▸ **WHAT IS ASKED**: Report how many lines contain the word "pattern"; answer with the number only.

** begin **

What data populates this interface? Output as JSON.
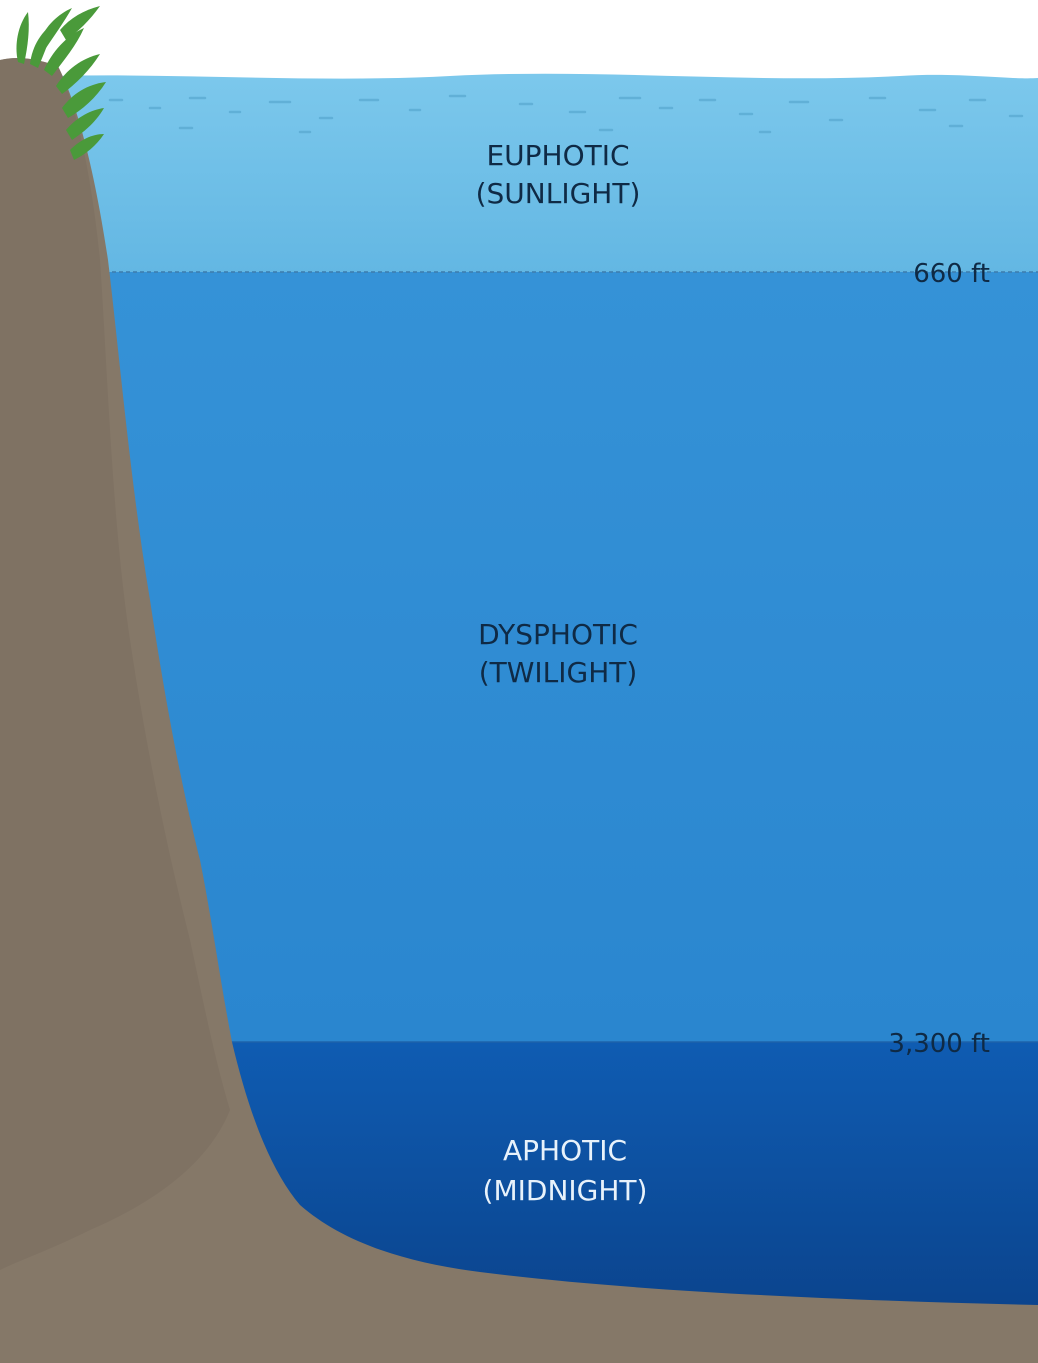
{
  "zones": [
    {
      "name": "EUPHOTIC",
      "subtitle": "(SUNLIGHT)",
      "color": "#6bbde6"
    },
    {
      "name": "DYSPHOTIC",
      "subtitle": "(TWILIGHT)",
      "color": "#2f8fd6"
    },
    {
      "name": "APHOTIC",
      "subtitle": "(MIDNIGHT)",
      "color": "#0d55a8"
    }
  ],
  "depths": [
    {
      "label": "660 ft"
    },
    {
      "label": "3,300 ft"
    }
  ],
  "colors": {
    "rock": "#857868",
    "rock_shadow": "#786b5d",
    "seaweed": "#4a9a3a",
    "label_dark": "#0f2a45",
    "label_light": "#e8f2fb"
  }
}
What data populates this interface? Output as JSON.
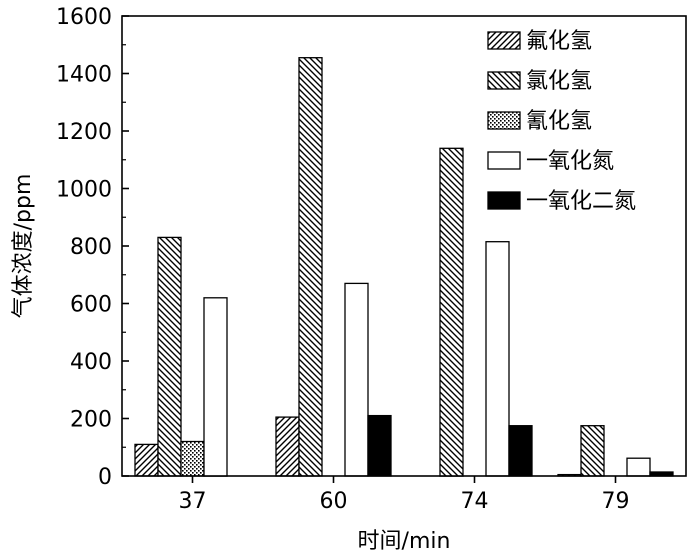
{
  "chart_data": {
    "type": "bar",
    "xlabel": "时间/min",
    "ylabel": "气体浓度/ppm",
    "categories": [
      "37",
      "60",
      "74",
      "79"
    ],
    "ylim": [
      0,
      1600
    ],
    "yticks": [
      0,
      200,
      400,
      600,
      800,
      1000,
      1200,
      1400,
      1600
    ],
    "legend_position": "top-right",
    "series": [
      {
        "name": "氟化氢",
        "pattern": "diagonal-forward",
        "values": [
          110,
          205,
          null,
          5
        ]
      },
      {
        "name": "氯化氢",
        "pattern": "diagonal-backward",
        "values": [
          830,
          1455,
          1140,
          175
        ]
      },
      {
        "name": "氰化氢",
        "pattern": "dots",
        "values": [
          120,
          null,
          null,
          null
        ]
      },
      {
        "name": "一氧化氮",
        "pattern": "hollow",
        "values": [
          620,
          670,
          815,
          62
        ]
      },
      {
        "name": "一氧化二氮",
        "pattern": "solid",
        "values": [
          null,
          210,
          175,
          14
        ]
      }
    ]
  }
}
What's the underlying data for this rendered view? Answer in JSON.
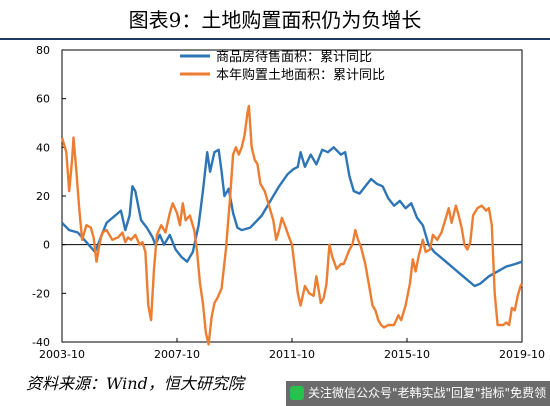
{
  "title": "图表9：土地购置面积仍为负增长",
  "source_text": "资料来源：Wind，恒大研究院",
  "banner": {
    "text": "关注微信公众号\"老韩实战\"回复\"指标\"免费领",
    "icon": "wechat-icon"
  },
  "chart_data": {
    "type": "line",
    "title": "",
    "xlabel": "",
    "ylabel": "",
    "ylim": [
      -40,
      80
    ],
    "yticks": [
      "80",
      "60",
      "40",
      "20",
      "0",
      "-20",
      "-40"
    ],
    "xticks": [
      "2003-10",
      "2007-10",
      "2011-10",
      "2015-10",
      "2019-10"
    ],
    "xlim": [
      2003.75,
      2019.75
    ],
    "legend_position": "top-center",
    "grid": false,
    "series": [
      {
        "name": "商品房待售面积：累计同比",
        "color": "#2e75b6",
        "points": [
          [
            2003.75,
            9
          ],
          [
            2004.0,
            6
          ],
          [
            2004.3,
            5
          ],
          [
            2004.6,
            1
          ],
          [
            2004.9,
            -3
          ],
          [
            2005.1,
            3
          ],
          [
            2005.3,
            9
          ],
          [
            2005.6,
            12
          ],
          [
            2005.8,
            14
          ],
          [
            2005.95,
            6
          ],
          [
            2006.1,
            12
          ],
          [
            2006.2,
            24
          ],
          [
            2006.3,
            22
          ],
          [
            2006.5,
            10
          ],
          [
            2006.7,
            7
          ],
          [
            2006.9,
            3
          ],
          [
            2007.0,
            0
          ],
          [
            2007.15,
            4
          ],
          [
            2007.3,
            0
          ],
          [
            2007.5,
            4
          ],
          [
            2007.7,
            -2
          ],
          [
            2007.9,
            -5
          ],
          [
            2008.1,
            -7
          ],
          [
            2008.3,
            -3
          ],
          [
            2008.5,
            8
          ],
          [
            2008.65,
            22
          ],
          [
            2008.8,
            38
          ],
          [
            2008.9,
            30
          ],
          [
            2009.05,
            38
          ],
          [
            2009.2,
            39
          ],
          [
            2009.3,
            30
          ],
          [
            2009.4,
            20
          ],
          [
            2009.55,
            23
          ],
          [
            2009.7,
            13
          ],
          [
            2009.85,
            7
          ],
          [
            2010.0,
            6
          ],
          [
            2010.3,
            7
          ],
          [
            2010.7,
            12
          ],
          [
            2011.0,
            18
          ],
          [
            2011.3,
            24
          ],
          [
            2011.6,
            29
          ],
          [
            2011.8,
            31
          ],
          [
            2011.95,
            32
          ],
          [
            2012.05,
            38
          ],
          [
            2012.2,
            32
          ],
          [
            2012.4,
            37
          ],
          [
            2012.6,
            33
          ],
          [
            2012.8,
            39
          ],
          [
            2013.0,
            38
          ],
          [
            2013.2,
            40
          ],
          [
            2013.45,
            37
          ],
          [
            2013.6,
            38
          ],
          [
            2013.75,
            28
          ],
          [
            2013.9,
            22
          ],
          [
            2014.1,
            21
          ],
          [
            2014.3,
            24
          ],
          [
            2014.5,
            27
          ],
          [
            2014.7,
            25
          ],
          [
            2014.9,
            24
          ],
          [
            2015.1,
            19
          ],
          [
            2015.3,
            16
          ],
          [
            2015.5,
            18
          ],
          [
            2015.7,
            15
          ],
          [
            2015.9,
            17
          ],
          [
            2016.1,
            11
          ],
          [
            2016.3,
            8
          ],
          [
            2016.5,
            0
          ],
          [
            2016.7,
            -3
          ],
          [
            2016.9,
            -5
          ],
          [
            2017.2,
            -8
          ],
          [
            2017.5,
            -11
          ],
          [
            2017.8,
            -14
          ],
          [
            2018.1,
            -17
          ],
          [
            2018.3,
            -16
          ],
          [
            2018.6,
            -13
          ],
          [
            2018.9,
            -11
          ],
          [
            2019.2,
            -9
          ],
          [
            2019.5,
            -8
          ],
          [
            2019.75,
            -7
          ]
        ]
      },
      {
        "name": "本年购置土地面积：累计同比",
        "color": "#ed7d31",
        "points": [
          [
            2003.75,
            44
          ],
          [
            2003.9,
            38
          ],
          [
            2004.0,
            22
          ],
          [
            2004.1,
            35
          ],
          [
            2004.15,
            44
          ],
          [
            2004.25,
            30
          ],
          [
            2004.35,
            15
          ],
          [
            2004.45,
            2
          ],
          [
            2004.6,
            8
          ],
          [
            2004.75,
            7
          ],
          [
            2004.85,
            3
          ],
          [
            2004.95,
            -7
          ],
          [
            2005.05,
            0
          ],
          [
            2005.15,
            5
          ],
          [
            2005.3,
            6
          ],
          [
            2005.5,
            2
          ],
          [
            2005.7,
            3
          ],
          [
            2005.85,
            5
          ],
          [
            2005.95,
            1
          ],
          [
            2006.05,
            3
          ],
          [
            2006.15,
            2
          ],
          [
            2006.3,
            4
          ],
          [
            2006.45,
            0
          ],
          [
            2006.55,
            1
          ],
          [
            2006.65,
            -3
          ],
          [
            2006.75,
            -25
          ],
          [
            2006.85,
            -31
          ],
          [
            2006.95,
            -10
          ],
          [
            2007.05,
            4
          ],
          [
            2007.2,
            8
          ],
          [
            2007.35,
            5
          ],
          [
            2007.5,
            13
          ],
          [
            2007.6,
            17
          ],
          [
            2007.75,
            13
          ],
          [
            2007.85,
            8
          ],
          [
            2007.95,
            17
          ],
          [
            2008.05,
            10
          ],
          [
            2008.2,
            12
          ],
          [
            2008.35,
            6
          ],
          [
            2008.45,
            -3
          ],
          [
            2008.55,
            -16
          ],
          [
            2008.65,
            -24
          ],
          [
            2008.75,
            -36
          ],
          [
            2008.85,
            -41
          ],
          [
            2008.95,
            -30
          ],
          [
            2009.05,
            -24
          ],
          [
            2009.15,
            -22
          ],
          [
            2009.3,
            -18
          ],
          [
            2009.45,
            -2
          ],
          [
            2009.6,
            20
          ],
          [
            2009.7,
            37
          ],
          [
            2009.8,
            40
          ],
          [
            2009.9,
            37
          ],
          [
            2010.0,
            40
          ],
          [
            2010.1,
            45
          ],
          [
            2010.2,
            54
          ],
          [
            2010.25,
            57
          ],
          [
            2010.35,
            40
          ],
          [
            2010.45,
            35
          ],
          [
            2010.55,
            33
          ],
          [
            2010.65,
            25
          ],
          [
            2010.8,
            22
          ],
          [
            2010.95,
            16
          ],
          [
            2011.1,
            10
          ],
          [
            2011.2,
            2
          ],
          [
            2011.3,
            6
          ],
          [
            2011.4,
            11
          ],
          [
            2011.5,
            8
          ],
          [
            2011.65,
            3
          ],
          [
            2011.75,
            0
          ],
          [
            2011.85,
            -10
          ],
          [
            2011.95,
            -20
          ],
          [
            2012.05,
            -25
          ],
          [
            2012.2,
            -17
          ],
          [
            2012.35,
            -20
          ],
          [
            2012.5,
            -21
          ],
          [
            2012.6,
            -13
          ],
          [
            2012.75,
            -24
          ],
          [
            2012.85,
            -22
          ],
          [
            2012.95,
            -16
          ],
          [
            2013.05,
            0
          ],
          [
            2013.15,
            -5
          ],
          [
            2013.3,
            -10
          ],
          [
            2013.45,
            -8
          ],
          [
            2013.55,
            -8
          ],
          [
            2013.65,
            -5
          ],
          [
            2013.75,
            -2
          ],
          [
            2013.85,
            0
          ],
          [
            2013.95,
            6
          ],
          [
            2014.05,
            2
          ],
          [
            2014.15,
            -1
          ],
          [
            2014.3,
            -8
          ],
          [
            2014.45,
            -18
          ],
          [
            2014.55,
            -25
          ],
          [
            2014.65,
            -27
          ],
          [
            2014.75,
            -31
          ],
          [
            2014.85,
            -33
          ],
          [
            2014.95,
            -34
          ],
          [
            2015.1,
            -33
          ],
          [
            2015.3,
            -33
          ],
          [
            2015.45,
            -29
          ],
          [
            2015.55,
            -31
          ],
          [
            2015.7,
            -25
          ],
          [
            2015.85,
            -16
          ],
          [
            2015.95,
            -6
          ],
          [
            2016.05,
            -11
          ],
          [
            2016.15,
            -5
          ],
          [
            2016.3,
            2
          ],
          [
            2016.4,
            -3
          ],
          [
            2016.55,
            -2
          ],
          [
            2016.65,
            4
          ],
          [
            2016.8,
            2
          ],
          [
            2016.95,
            5
          ],
          [
            2017.05,
            9
          ],
          [
            2017.2,
            15
          ],
          [
            2017.3,
            9
          ],
          [
            2017.45,
            16
          ],
          [
            2017.55,
            12
          ],
          [
            2017.65,
            7
          ],
          [
            2017.75,
            0
          ],
          [
            2017.85,
            -2
          ],
          [
            2017.95,
            1
          ],
          [
            2018.05,
            12
          ],
          [
            2018.2,
            15
          ],
          [
            2018.35,
            16
          ],
          [
            2018.5,
            14
          ],
          [
            2018.6,
            15
          ],
          [
            2018.7,
            8
          ],
          [
            2018.8,
            -20
          ],
          [
            2018.9,
            -33
          ],
          [
            2019.0,
            -33
          ],
          [
            2019.1,
            -33
          ],
          [
            2019.2,
            -32
          ],
          [
            2019.3,
            -33
          ],
          [
            2019.4,
            -26
          ],
          [
            2019.5,
            -27
          ],
          [
            2019.6,
            -21
          ],
          [
            2019.7,
            -17
          ],
          [
            2019.75,
            -16
          ]
        ]
      }
    ]
  }
}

** end **

▸ **EXPECTED OUTPUT**: 5